## START Material for this exercise

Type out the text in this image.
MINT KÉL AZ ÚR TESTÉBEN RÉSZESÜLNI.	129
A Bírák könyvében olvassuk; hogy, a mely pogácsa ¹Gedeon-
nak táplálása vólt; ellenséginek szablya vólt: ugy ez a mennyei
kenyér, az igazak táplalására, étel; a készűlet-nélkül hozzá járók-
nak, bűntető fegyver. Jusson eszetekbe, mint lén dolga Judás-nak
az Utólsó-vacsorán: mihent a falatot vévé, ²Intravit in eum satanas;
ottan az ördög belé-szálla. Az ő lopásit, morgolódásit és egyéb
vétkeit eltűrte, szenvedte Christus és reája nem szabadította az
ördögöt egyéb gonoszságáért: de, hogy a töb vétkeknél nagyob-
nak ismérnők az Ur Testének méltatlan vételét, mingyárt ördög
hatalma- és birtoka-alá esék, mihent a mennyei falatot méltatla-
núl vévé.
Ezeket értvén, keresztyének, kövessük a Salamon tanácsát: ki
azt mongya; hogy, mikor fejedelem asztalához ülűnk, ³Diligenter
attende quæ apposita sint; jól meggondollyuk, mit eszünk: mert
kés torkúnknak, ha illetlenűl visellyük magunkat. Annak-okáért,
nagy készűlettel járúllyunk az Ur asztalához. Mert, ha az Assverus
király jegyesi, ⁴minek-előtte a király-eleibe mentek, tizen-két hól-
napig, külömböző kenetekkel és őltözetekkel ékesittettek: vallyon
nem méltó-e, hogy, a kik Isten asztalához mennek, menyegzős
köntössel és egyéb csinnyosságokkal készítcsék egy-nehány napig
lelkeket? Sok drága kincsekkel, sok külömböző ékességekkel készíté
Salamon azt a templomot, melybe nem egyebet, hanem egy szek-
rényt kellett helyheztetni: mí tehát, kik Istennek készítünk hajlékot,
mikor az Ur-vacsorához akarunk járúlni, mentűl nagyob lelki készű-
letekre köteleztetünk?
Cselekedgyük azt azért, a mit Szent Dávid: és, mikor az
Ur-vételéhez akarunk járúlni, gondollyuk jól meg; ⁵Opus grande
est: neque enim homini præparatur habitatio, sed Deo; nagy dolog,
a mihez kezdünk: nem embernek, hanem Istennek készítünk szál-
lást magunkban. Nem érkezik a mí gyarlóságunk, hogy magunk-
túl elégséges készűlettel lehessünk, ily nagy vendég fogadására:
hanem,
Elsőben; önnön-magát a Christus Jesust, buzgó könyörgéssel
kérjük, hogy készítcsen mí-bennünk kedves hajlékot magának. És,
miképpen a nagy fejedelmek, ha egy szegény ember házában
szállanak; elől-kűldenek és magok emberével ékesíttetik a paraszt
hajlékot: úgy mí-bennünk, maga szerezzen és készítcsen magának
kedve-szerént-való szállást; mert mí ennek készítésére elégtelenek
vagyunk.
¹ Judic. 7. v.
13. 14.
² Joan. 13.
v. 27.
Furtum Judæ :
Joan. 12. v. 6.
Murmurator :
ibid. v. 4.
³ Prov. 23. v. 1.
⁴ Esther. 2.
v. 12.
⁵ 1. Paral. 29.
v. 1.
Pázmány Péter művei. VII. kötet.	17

## END Material for this exercise

# What you have to do
Reproduce the complete data exactly as presented above.

# Task response
Type out the text in this image.
MINT KÉL AZ ÚR TESTÉBEN RÉSZESÜLNI.	129
A Bírák könyvében olvassuk; hogy, a mely pogácsa ¹Gedeon-
nak táplálása vólt; ellenséginek szablya vólt: ugy ez a mennyei
kenyér, az igazak táplalására, étel; a készűlet-nélkül hozzá járók-
nak, bűntető fegyver. Jusson eszetekbe, mint lén dolga Judás-nak
az Utólsó-vacsorán: mihent a falatot vévé, ²Intravit in eum satanas;
ottan az ördög belé-szálla. Az ő lopásit, morgolódásit és egyéb
vétkeit eltűrte, szenvedte Christus és reája nem szabadította az
ördögöt egyéb gonoszságáért: de, hogy a töb vétkeknél nagyob-
nak ismérnők az Ur Testének méltatlan vételét, mingyárt ördög
hatalma- és birtoka-alá esék, mihent a mennyei falatot méltatla-
núl vévé.
Ezeket értvén, keresztyének, kövessük a Salamon tanácsát: ki
azt mongya; hogy, mikor fejedelem asztalához ülűnk, ³Diligenter
attende quæ apposita sint; jól meggondollyuk, mit eszünk: mert
kés torkúnknak, ha illetlenűl visellyük magunkat. Annak-okáért,
nagy készűlettel járúllyunk az Ur asztalához. Mert, ha az Assverus
király jegyesi, ⁴minek-előtte a király-eleibe mentek, tizen-két hól-
napig, külömböző kenetekkel és őltözetekkel ékesittettek: vallyon
nem méltó-e, hogy, a kik Isten asztalához mennek, menyegzős
köntössel és egyéb csinnyosságokkal készítcsék egy-nehány napig
lelkeket? Sok drága kincsekkel, sok külömböző ékességekkel készíté
Salamon azt a templomot, melybe nem egyebet, hanem egy szek-
rényt kellett helyheztetni: mí tehát, kik Istennek készítünk hajlékot,
mikor az Ur-vacsorához akarunk járúlni, mentűl nagyob lelki készű-
letekre köteleztetünk?
Cselekedgyük azt azért, a mit Szent Dávid: és, mikor az
Ur-vételéhez akarunk járúlni, gondollyuk jól meg; ⁵Opus grande
est: neque enim homini præparatur habitatio, sed Deo; nagy dolog,
a mihez kezdünk: nem embernek, hanem Istennek készítünk szál-
lást magunkban. Nem érkezik a mí gyarlóságunk, hogy magunk-
túl elégséges készűlettel lehessünk, ily nagy vendég fogadására:
hanem,
Elsőben; önnön-magát a Christus Jesust, buzgó könyörgéssel
kérjük, hogy készítcsen mí-bennünk kedves hajlékot magának. És,
miképpen a nagy fejedelmek, ha egy szegény ember házában
szállanak; elől-kűldenek és magok emberével ékesíttetik a paraszt
hajlékot: úgy mí-bennünk, maga szerezzen és készítcsen magának
kedve-szerént-való szállást; mert mí ennek készítésére elégtelenek
vagyunk.
¹ Judic. 7. v.
13. 14.
² Joan. 13.
v. 27.
Furtum Judæ :
Joan. 12. v. 6.
Murmurator :
ibid. v. 4.
³ Prov. 23. v. 1.
⁴ Esther. 2.
v. 12.
⁵ 1. Paral. 29.
v. 1.
Pázmány Péter művei. VII. kötet.	17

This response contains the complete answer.